* Start Provided data *

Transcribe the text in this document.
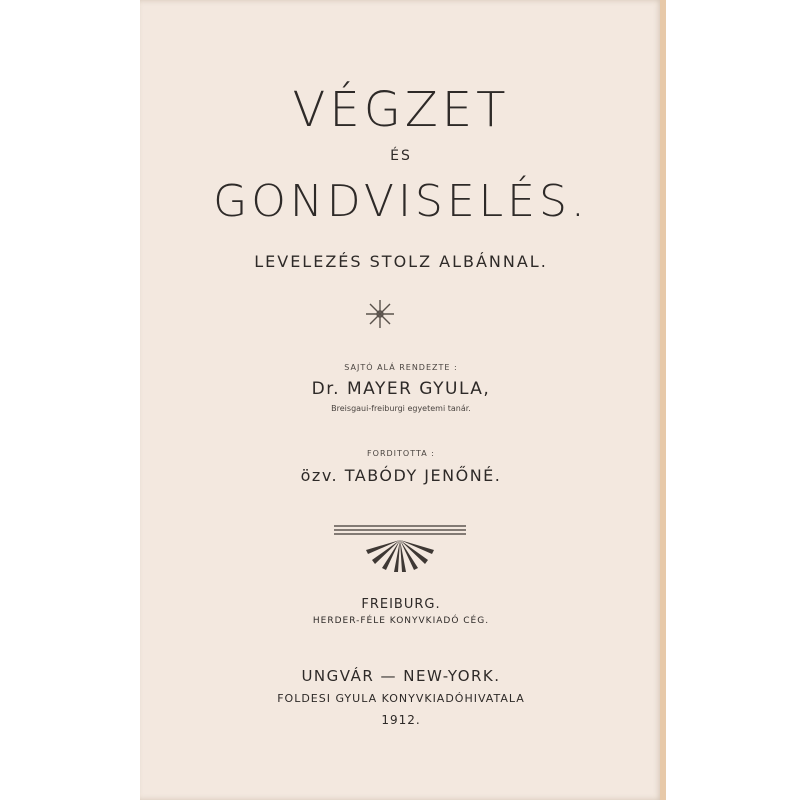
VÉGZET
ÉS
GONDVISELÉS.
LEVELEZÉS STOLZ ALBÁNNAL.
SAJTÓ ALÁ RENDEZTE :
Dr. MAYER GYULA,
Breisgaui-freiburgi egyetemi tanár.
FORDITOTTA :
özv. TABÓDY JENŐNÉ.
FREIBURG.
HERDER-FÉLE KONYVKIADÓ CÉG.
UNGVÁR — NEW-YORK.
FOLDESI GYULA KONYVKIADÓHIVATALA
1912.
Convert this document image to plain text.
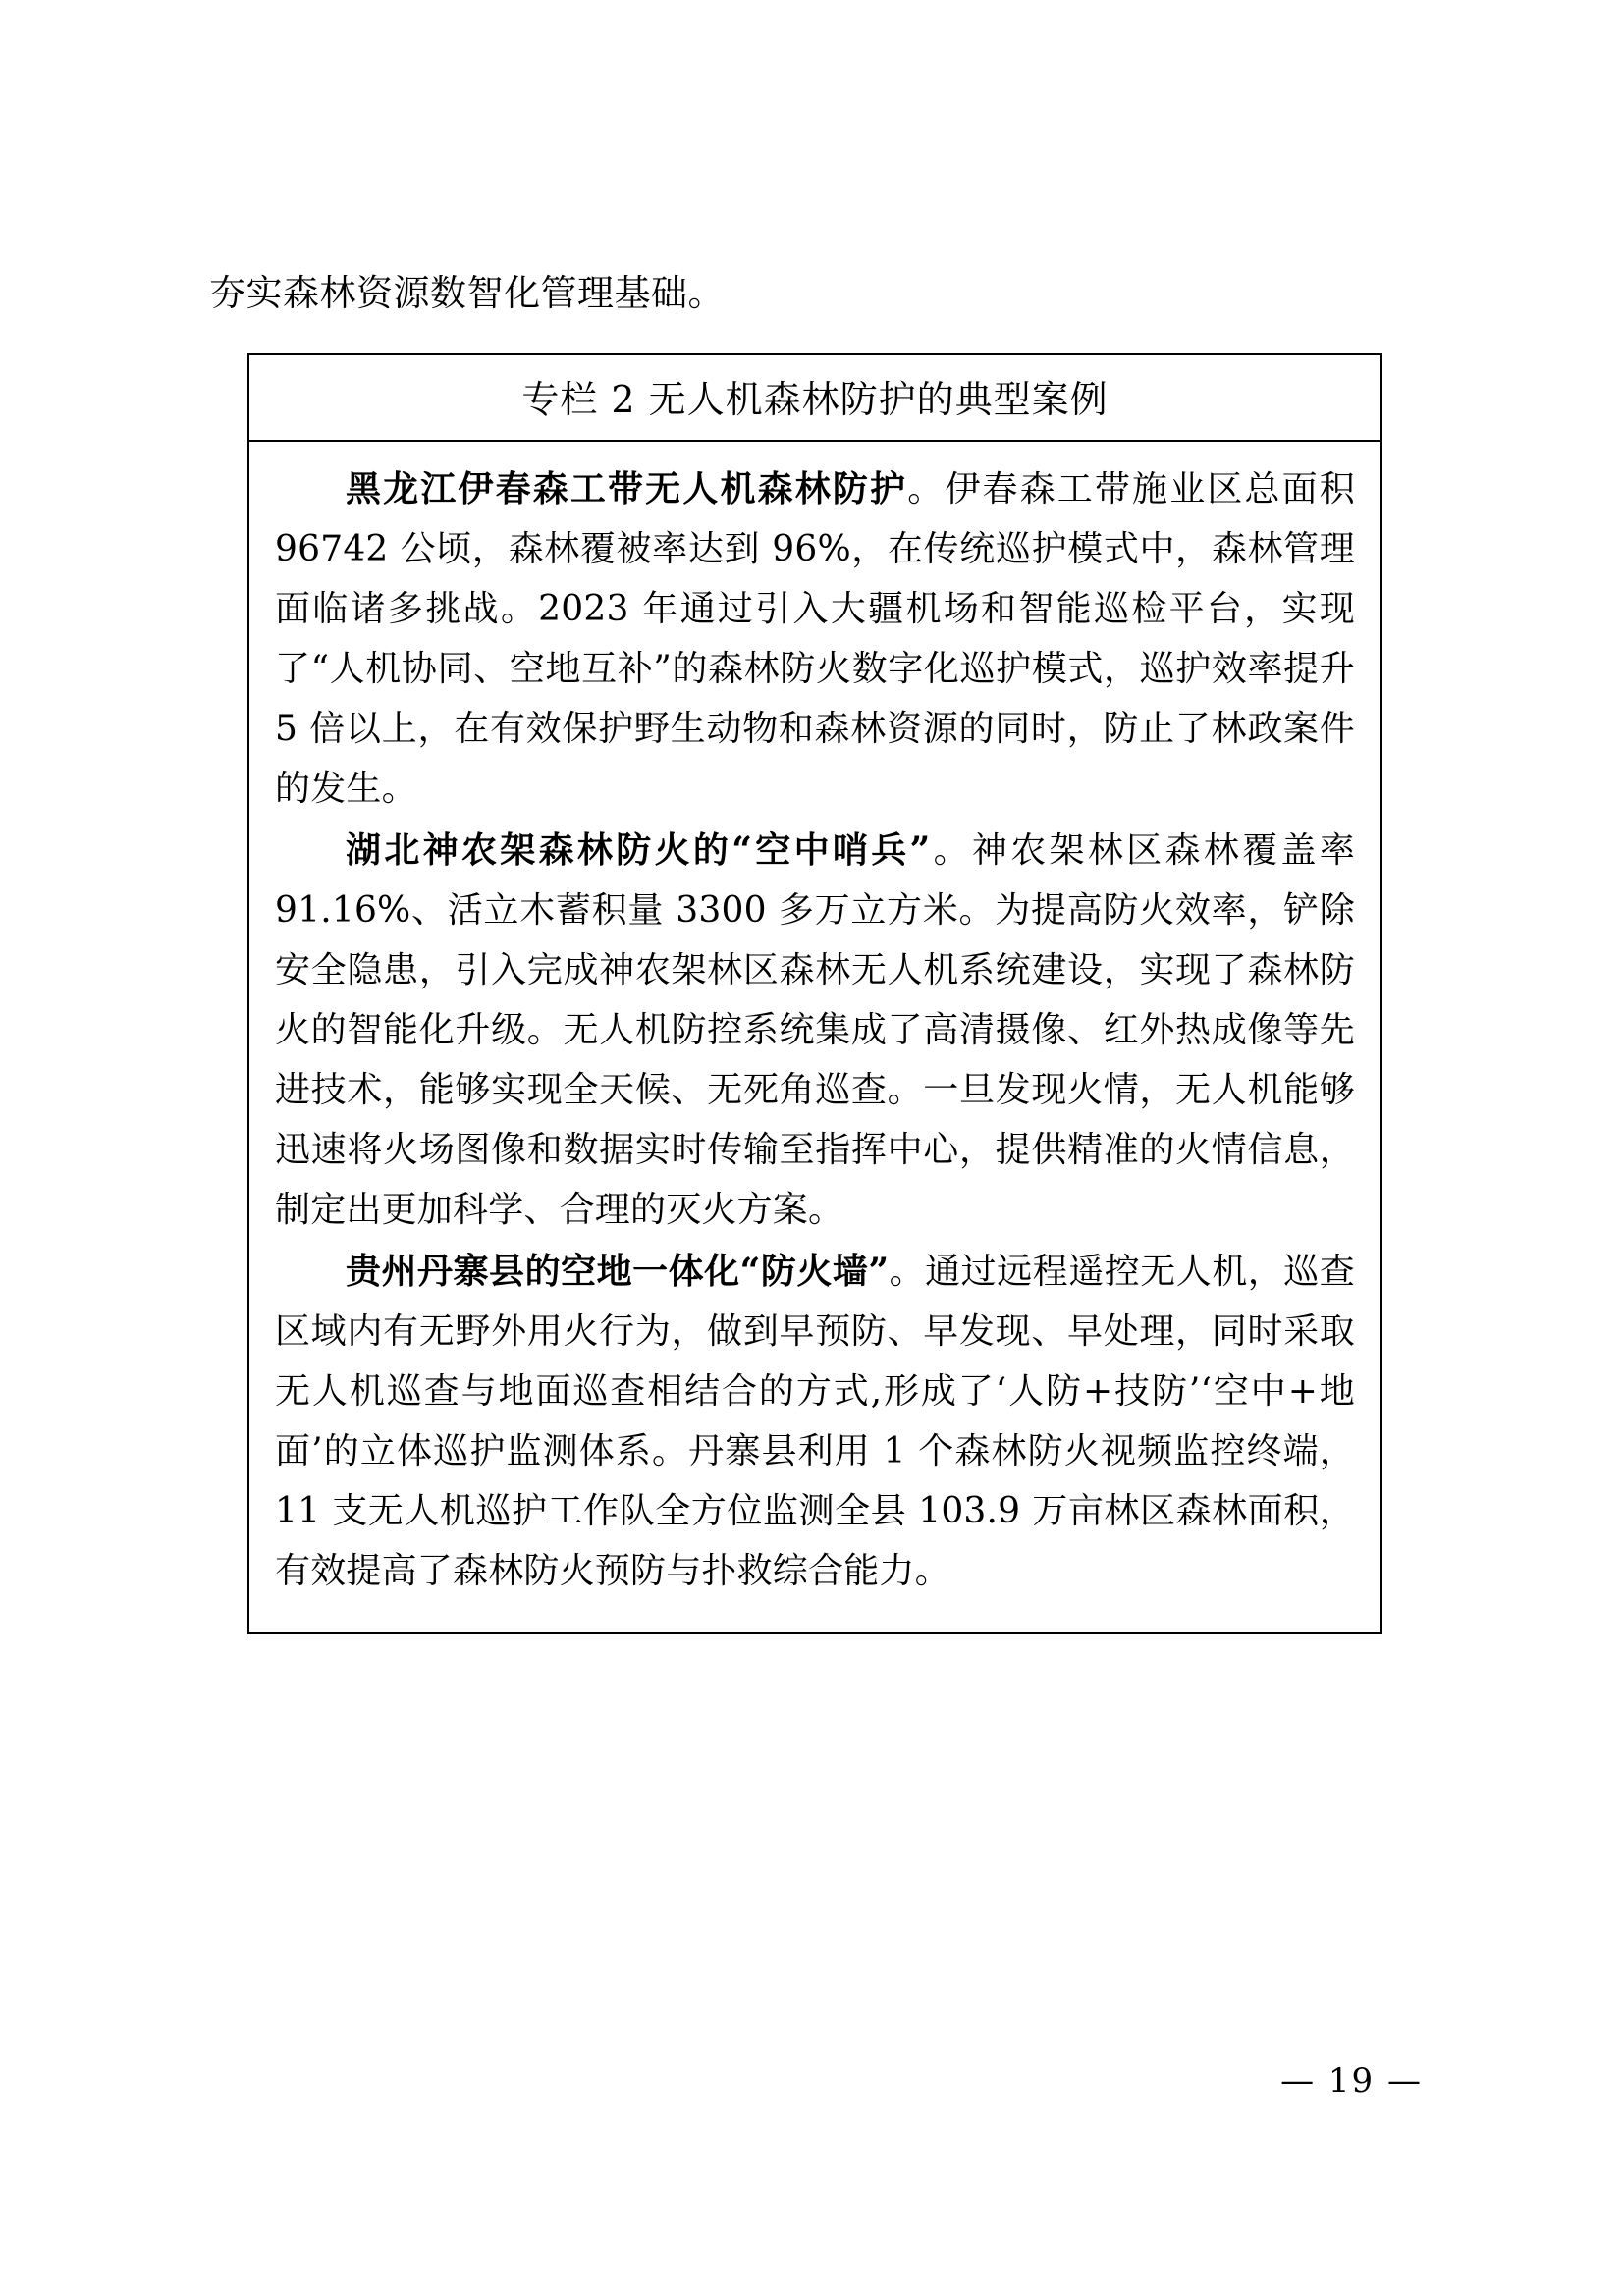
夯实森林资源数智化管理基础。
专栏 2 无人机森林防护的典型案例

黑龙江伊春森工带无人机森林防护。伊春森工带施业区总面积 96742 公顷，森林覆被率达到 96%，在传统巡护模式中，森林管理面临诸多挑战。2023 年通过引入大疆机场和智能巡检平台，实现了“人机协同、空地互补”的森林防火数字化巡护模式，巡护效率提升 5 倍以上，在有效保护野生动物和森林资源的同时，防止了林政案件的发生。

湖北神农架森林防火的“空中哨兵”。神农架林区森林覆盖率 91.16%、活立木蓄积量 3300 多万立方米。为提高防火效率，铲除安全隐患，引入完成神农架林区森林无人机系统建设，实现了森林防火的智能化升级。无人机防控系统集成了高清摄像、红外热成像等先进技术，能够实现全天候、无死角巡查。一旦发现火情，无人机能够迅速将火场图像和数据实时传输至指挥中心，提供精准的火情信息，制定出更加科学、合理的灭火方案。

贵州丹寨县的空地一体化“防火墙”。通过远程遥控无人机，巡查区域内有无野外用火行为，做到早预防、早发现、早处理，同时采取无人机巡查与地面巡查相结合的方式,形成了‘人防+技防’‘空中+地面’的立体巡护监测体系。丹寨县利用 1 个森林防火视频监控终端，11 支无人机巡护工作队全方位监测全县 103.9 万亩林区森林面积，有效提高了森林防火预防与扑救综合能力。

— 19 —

* End Provided data *

▶ Given instruction: Leave out the pictures and copy everything else in the records word for word.

▶ Exercise solution:
Transcribe the text in this document.
VÉGZET
ÉS
GONDVISELÉS.
LEVELEZÉS STOLZ ALBÁNNAL.
SAJTÓ ALÁ RENDEZTE :
Dr. MAYER GYULA,
Breisgaui-freiburgi egyetemi tanár.
FORDITOTTA :
özv. TABÓDY JENŐNÉ.
FREIBURG.
HERDER-FÉLE KONYVKIADÓ CÉG.
UNGVÁR — NEW-YORK.
FOLDESI GYULA KONYVKIADÓHIVATALA
1912.
Convert this document image to plain text.
夯实森林资源数智化管理基础。
专栏 2 无人机森林防护的典型案例

黑龙江伊春森工带无人机森林防护。伊春森工带施业区总面积 96742 公顷，森林覆被率达到 96%，在传统巡护模式中，森林管理面临诸多挑战。2023 年通过引入大疆机场和智能巡检平台，实现了“人机协同、空地互补”的森林防火数字化巡护模式，巡护效率提升 5 倍以上，在有效保护野生动物和森林资源的同时，防止了林政案件的发生。

湖北神农架森林防火的“空中哨兵”。神农架林区森林覆盖率 91.16%、活立木蓄积量 3300 多万立方米。为提高防火效率，铲除安全隐患，引入完成神农架林区森林无人机系统建设，实现了森林防火的智能化升级。无人机防控系统集成了高清摄像、红外热成像等先进技术，能够实现全天候、无死角巡查。一旦发现火情，无人机能够迅速将火场图像和数据实时传输至指挥中心，提供精准的火情信息，制定出更加科学、合理的灭火方案。

贵州丹寨县的空地一体化“防火墙”。通过远程遥控无人机，巡查区域内有无野外用火行为，做到早预防、早发现、早处理，同时采取无人机巡查与地面巡查相结合的方式,形成了‘人防+技防’‘空中+地面’的立体巡护监测体系。丹寨县利用 1 个森林防火视频监控终端，11 支无人机巡护工作队全方位监测全县 103.9 万亩林区森林面积，有效提高了森林防火预防与扑救综合能力。

— 19 —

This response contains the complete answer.